Pull out every line of the listing below where "depicted" appears.

DATASET ENTRIES =>
────────────────────────────────────────
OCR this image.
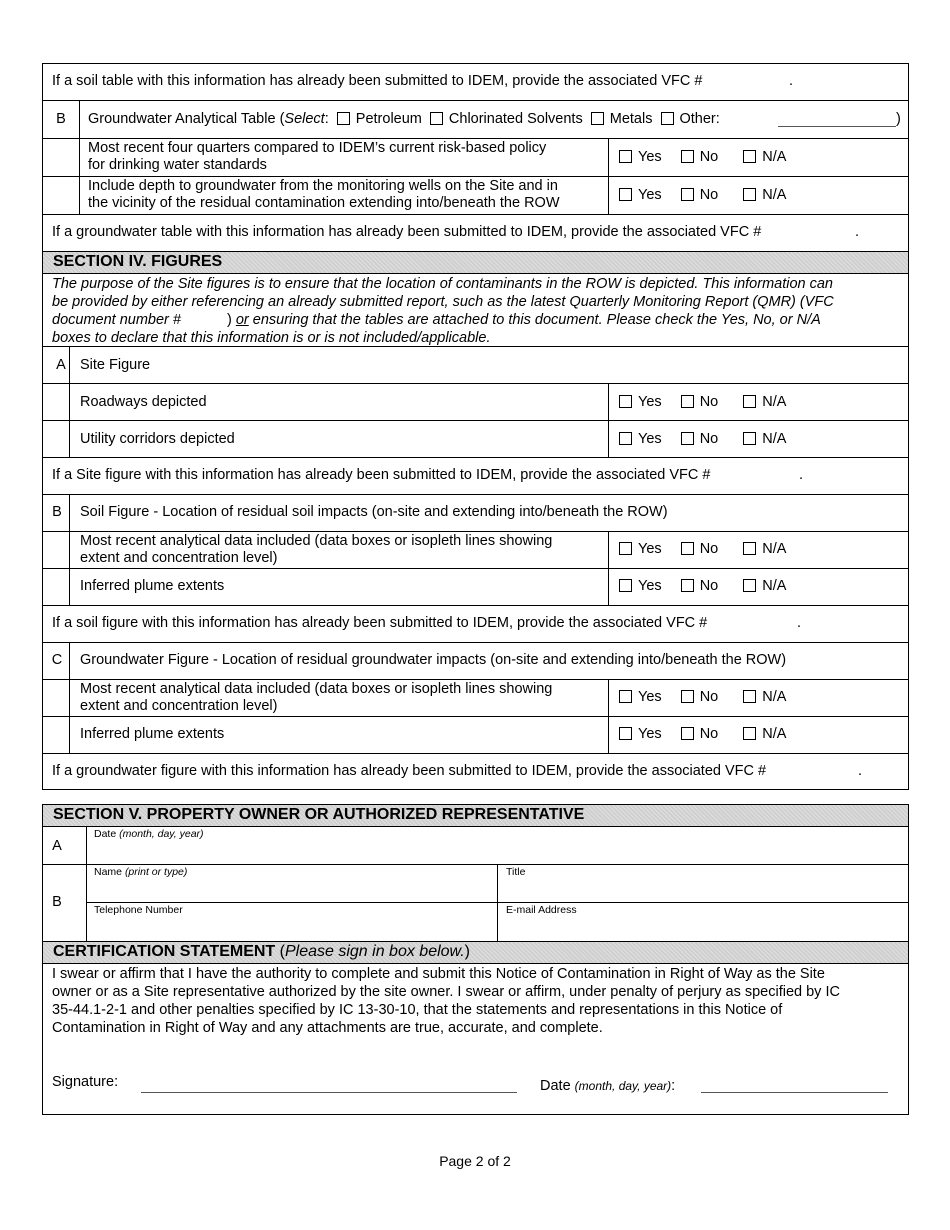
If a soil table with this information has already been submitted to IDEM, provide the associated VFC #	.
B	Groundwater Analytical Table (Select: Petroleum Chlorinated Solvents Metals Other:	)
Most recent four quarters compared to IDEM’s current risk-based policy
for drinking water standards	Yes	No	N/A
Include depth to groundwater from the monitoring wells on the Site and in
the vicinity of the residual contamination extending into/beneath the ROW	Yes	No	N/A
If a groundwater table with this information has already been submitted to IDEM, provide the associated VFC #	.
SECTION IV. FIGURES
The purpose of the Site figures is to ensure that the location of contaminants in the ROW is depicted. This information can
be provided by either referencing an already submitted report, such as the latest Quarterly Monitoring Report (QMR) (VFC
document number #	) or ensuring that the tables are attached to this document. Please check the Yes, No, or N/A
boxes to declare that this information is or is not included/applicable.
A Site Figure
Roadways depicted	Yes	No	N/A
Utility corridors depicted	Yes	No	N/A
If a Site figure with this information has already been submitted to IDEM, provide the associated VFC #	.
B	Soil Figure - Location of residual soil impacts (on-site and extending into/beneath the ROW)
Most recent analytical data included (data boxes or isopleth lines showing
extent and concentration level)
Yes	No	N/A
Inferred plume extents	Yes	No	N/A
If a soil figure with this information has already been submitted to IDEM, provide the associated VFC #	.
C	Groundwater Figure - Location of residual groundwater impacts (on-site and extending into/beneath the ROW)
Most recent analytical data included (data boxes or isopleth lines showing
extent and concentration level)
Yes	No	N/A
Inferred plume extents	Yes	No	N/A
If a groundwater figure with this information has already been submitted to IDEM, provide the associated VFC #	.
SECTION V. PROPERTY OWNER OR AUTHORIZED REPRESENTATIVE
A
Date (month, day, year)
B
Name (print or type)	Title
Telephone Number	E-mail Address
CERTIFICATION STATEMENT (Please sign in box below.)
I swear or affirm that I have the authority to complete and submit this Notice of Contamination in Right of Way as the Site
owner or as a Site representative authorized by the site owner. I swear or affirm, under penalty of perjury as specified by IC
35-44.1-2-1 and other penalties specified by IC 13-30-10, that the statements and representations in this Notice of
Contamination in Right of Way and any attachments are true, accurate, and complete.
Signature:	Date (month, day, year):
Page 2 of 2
────────────────────────────────────────
EXERCISE RESULT =>
The purpose of the Site figures is to ensure that the location of contaminants in the ROW is depicted. This information can
Roadways depicted	Yes	No	N/A
Utility corridors depicted	Yes	No	N/A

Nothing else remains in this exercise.